START Record extracts

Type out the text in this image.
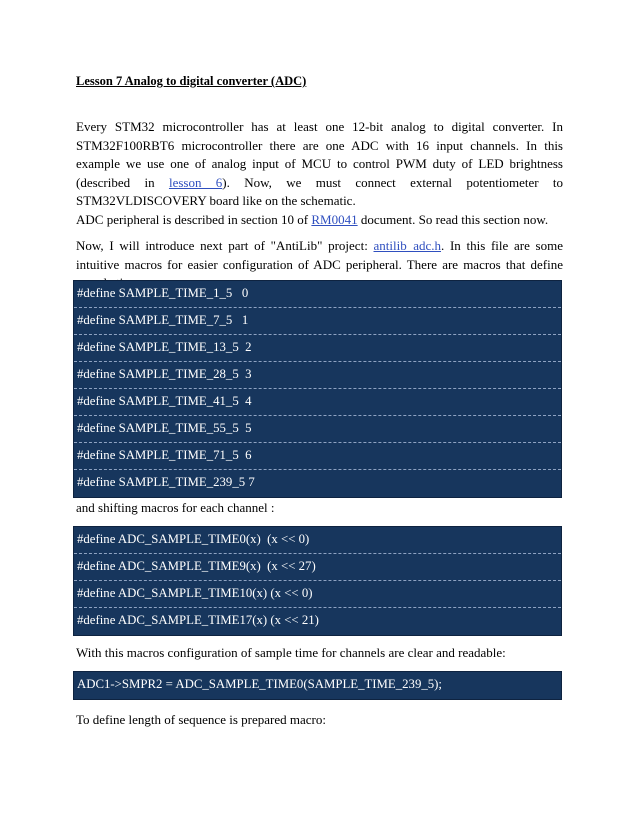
Lesson 7 Analog to digital converter (ADC)
Every STM32 microcontroller has at least one 12-bit analog to digital converter. In STM32F100RBT6 microcontroller there are one ADC with 16 input channels. In this example we use one of analog input of MCU to control PWM duty of LED brightness (described in lesson 6). Now, we must connect external potentiometer to STM32VLDISCOVERY board like on the schematic.
ADC peripheral is described in section 10 of RM0041 document. So read this section now.
Now, I will introduce next part of "AntiLib" project: antilib_adc.h. In this file are some intuitive macros for easier configuration of ADC peripheral. There are macros that define
#define SAMPLE_TIME_1_5   0
#define SAMPLE_TIME_7_5   1
#define SAMPLE_TIME_13_5  2
#define SAMPLE_TIME_28_5  3
#define SAMPLE_TIME_41_5  4
#define SAMPLE_TIME_55_5  5
#define SAMPLE_TIME_71_5  6
#define SAMPLE_TIME_239_5 7
and shifting macros for each channel :
#define ADC_SAMPLE_TIME0(x)  (x << 0)
#define ADC_SAMPLE_TIME9(x)  (x << 27)
#define ADC_SAMPLE_TIME10(x) (x << 0)
#define ADC_SAMPLE_TIME17(x) (x << 21)
With this macros configuration of sample time for channels are clear and readable:
ADC1->SMPR2 = ADC_SAMPLE_TIME0(SAMPLE_TIME_239_5);
To define length of sequence is prepared macro:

END Record extracts

Task: Check each line above for the word "configuration" and say how many have it, with nothing else.

Reply: 2